Your task is to reproduce the material exactly.
━━ RECORDS FOR PROCESSING
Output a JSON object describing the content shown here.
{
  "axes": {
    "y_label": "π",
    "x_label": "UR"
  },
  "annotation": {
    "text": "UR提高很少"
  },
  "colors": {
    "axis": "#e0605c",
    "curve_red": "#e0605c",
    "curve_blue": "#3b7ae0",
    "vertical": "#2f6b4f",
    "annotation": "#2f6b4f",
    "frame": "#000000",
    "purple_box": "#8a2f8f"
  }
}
━━━━
### SOLVED PROBLEM
Output a JSON object describing the content shown here.
{
  "axes": {
    "y_label": "π",
    "x_label": "UR"
  },
  "annotation": {
    "text": "UR提高很少"
  },
  "colors": {
    "axis": "#e0605c",
    "curve_red": "#e0605c",
    "curve_blue": "#3b7ae0",
    "vertical": "#2f6b4f",
    "annotation": "#2f6b4f",
    "frame": "#000000",
    "purple_box": "#8a2f8f"
  }
}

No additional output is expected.